### Requirement
Go through the records and give each one again exactly.

---------- Supplied records

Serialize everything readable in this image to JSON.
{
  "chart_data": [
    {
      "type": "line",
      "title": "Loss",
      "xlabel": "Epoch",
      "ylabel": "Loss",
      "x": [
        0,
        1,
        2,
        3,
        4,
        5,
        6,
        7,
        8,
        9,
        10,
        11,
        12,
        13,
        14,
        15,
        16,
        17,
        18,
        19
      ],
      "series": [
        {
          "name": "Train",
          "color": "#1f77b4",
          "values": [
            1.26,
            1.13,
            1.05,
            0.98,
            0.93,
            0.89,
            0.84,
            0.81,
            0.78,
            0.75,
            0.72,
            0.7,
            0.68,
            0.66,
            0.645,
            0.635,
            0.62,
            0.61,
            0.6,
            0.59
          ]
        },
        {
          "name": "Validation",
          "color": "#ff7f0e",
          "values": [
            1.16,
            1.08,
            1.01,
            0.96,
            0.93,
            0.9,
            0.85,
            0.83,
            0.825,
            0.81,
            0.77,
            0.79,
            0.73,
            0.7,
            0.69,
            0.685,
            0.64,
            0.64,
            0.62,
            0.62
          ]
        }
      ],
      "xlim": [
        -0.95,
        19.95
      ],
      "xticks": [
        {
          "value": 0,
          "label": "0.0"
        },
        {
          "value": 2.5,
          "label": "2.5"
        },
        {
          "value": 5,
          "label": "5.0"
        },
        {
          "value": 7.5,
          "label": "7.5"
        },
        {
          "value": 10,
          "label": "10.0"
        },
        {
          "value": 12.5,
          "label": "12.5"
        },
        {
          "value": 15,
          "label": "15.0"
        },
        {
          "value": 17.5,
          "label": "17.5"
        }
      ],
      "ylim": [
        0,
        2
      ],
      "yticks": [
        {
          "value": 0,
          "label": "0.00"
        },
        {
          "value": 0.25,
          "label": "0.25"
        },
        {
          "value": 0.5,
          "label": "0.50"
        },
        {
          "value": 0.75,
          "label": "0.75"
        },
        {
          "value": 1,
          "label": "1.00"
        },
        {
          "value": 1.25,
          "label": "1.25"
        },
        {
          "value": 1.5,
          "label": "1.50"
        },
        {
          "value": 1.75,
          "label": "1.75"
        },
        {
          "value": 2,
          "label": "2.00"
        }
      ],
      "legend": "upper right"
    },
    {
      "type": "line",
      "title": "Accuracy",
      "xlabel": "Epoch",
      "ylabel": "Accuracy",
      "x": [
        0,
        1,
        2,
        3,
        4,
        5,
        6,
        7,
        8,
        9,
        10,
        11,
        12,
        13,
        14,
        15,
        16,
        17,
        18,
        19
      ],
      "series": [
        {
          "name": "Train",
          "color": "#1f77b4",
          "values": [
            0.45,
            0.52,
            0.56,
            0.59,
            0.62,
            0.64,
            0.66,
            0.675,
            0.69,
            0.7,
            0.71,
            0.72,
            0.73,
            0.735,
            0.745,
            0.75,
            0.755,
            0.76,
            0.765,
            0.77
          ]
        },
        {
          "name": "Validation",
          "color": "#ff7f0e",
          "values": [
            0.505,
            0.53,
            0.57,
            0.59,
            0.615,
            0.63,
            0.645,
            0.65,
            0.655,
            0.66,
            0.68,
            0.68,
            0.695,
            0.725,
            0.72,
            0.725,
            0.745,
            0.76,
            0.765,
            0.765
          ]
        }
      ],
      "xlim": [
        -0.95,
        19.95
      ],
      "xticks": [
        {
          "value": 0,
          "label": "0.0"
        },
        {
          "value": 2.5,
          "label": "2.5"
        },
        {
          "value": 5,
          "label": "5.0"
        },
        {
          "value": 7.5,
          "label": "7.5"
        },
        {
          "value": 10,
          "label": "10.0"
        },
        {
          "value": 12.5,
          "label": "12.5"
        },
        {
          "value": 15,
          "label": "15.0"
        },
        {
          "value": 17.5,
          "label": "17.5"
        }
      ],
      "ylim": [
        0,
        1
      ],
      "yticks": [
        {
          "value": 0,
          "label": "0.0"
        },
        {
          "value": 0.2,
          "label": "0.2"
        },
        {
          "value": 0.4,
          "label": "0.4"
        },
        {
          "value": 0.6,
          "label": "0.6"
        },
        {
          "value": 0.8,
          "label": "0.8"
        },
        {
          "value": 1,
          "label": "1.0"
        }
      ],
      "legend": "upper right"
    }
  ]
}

--------------------

### In response
Serialize everything readable in this image to JSON.
{
  "chart_data": [
    {
      "type": "line",
      "title": "Loss",
      "xlabel": "Epoch",
      "ylabel": "Loss",
      "x": [
        0,
        1,
        2,
        3,
        4,
        5,
        6,
        7,
        8,
        9,
        10,
        11,
        12,
        13,
        14,
        15,
        16,
        17,
        18,
        19
      ],
      "series": [
        {
          "name": "Train",
          "color": "#1f77b4",
          "values": [
            1.26,
            1.13,
            1.05,
            0.98,
            0.93,
            0.89,
            0.84,
            0.81,
            0.78,
            0.75,
            0.72,
            0.7,
            0.68,
            0.66,
            0.645,
            0.635,
            0.62,
            0.61,
            0.6,
            0.59
          ]
        },
        {
          "name": "Validation",
          "color": "#ff7f0e",
          "values": [
            1.16,
            1.08,
            1.01,
            0.96,
            0.93,
            0.9,
            0.85,
            0.83,
            0.825,
            0.81,
            0.77,
            0.79,
            0.73,
            0.7,
            0.69,
            0.685,
            0.64,
            0.64,
            0.62,
            0.62
          ]
        }
      ],
      "xlim": [
        -0.95,
        19.95
      ],
      "xticks": [
        {
          "value": 0,
          "label": "0.0"
        },
        {
          "value": 2.5,
          "label": "2.5"
        },
        {
          "value": 5,
          "label": "5.0"
        },
        {
          "value": 7.5,
          "label": "7.5"
        },
        {
          "value": 10,
          "label": "10.0"
        },
        {
          "value": 12.5,
          "label": "12.5"
        },
        {
          "value": 15,
          "label": "15.0"
        },
        {
          "value": 17.5,
          "label": "17.5"
        }
      ],
      "ylim": [
        0,
        2
      ],
      "yticks": [
        {
          "value": 0,
          "label": "0.00"
        },
        {
          "value": 0.25,
          "label": "0.25"
        },
        {
          "value": 0.5,
          "label": "0.50"
        },
        {
          "value": 0.75,
          "label": "0.75"
        },
        {
          "value": 1,
          "label": "1.00"
        },
        {
          "value": 1.25,
          "label": "1.25"
        },
        {
          "value": 1.5,
          "label": "1.50"
        },
        {
          "value": 1.75,
          "label": "1.75"
        },
        {
          "value": 2,
          "label": "2.00"
        }
      ],
      "legend": "upper right"
    },
    {
      "type": "line",
      "title": "Accuracy",
      "xlabel": "Epoch",
      "ylabel": "Accuracy",
      "x": [
        0,
        1,
        2,
        3,
        4,
        5,
        6,
        7,
        8,
        9,
        10,
        11,
        12,
        13,
        14,
        15,
        16,
        17,
        18,
        19
      ],
      "series": [
        {
          "name": "Train",
          "color": "#1f77b4",
          "values": [
            0.45,
            0.52,
            0.56,
            0.59,
            0.62,
            0.64,
            0.66,
            0.675,
            0.69,
            0.7,
            0.71,
            0.72,
            0.73,
            0.735,
            0.745,
            0.75,
            0.755,
            0.76,
            0.765,
            0.77
          ]
        },
        {
          "name": "Validation",
          "color": "#ff7f0e",
          "values": [
            0.505,
            0.53,
            0.57,
            0.59,
            0.615,
            0.63,
            0.645,
            0.65,
            0.655,
            0.66,
            0.68,
            0.68,
            0.695,
            0.725,
            0.72,
            0.725,
            0.745,
            0.76,
            0.765,
            0.765
          ]
        }
      ],
      "xlim": [
        -0.95,
        19.95
      ],
      "xticks": [
        {
          "value": 0,
          "label": "0.0"
        },
        {
          "value": 2.5,
          "label": "2.5"
        },
        {
          "value": 5,
          "label": "5.0"
        },
        {
          "value": 7.5,
          "label": "7.5"
        },
        {
          "value": 10,
          "label": "10.0"
        },
        {
          "value": 12.5,
          "label": "12.5"
        },
        {
          "value": 15,
          "label": "15.0"
        },
        {
          "value": 17.5,
          "label": "17.5"
        }
      ],
      "ylim": [
        0,
        1
      ],
      "yticks": [
        {
          "value": 0,
          "label": "0.0"
        },
        {
          "value": 0.2,
          "label": "0.2"
        },
        {
          "value": 0.4,
          "label": "0.4"
        },
        {
          "value": 0.6,
          "label": "0.6"
        },
        {
          "value": 0.8,
          "label": "0.8"
        },
        {
          "value": 1,
          "label": "1.0"
        }
      ],
      "legend": "upper right"
    }
  ]
}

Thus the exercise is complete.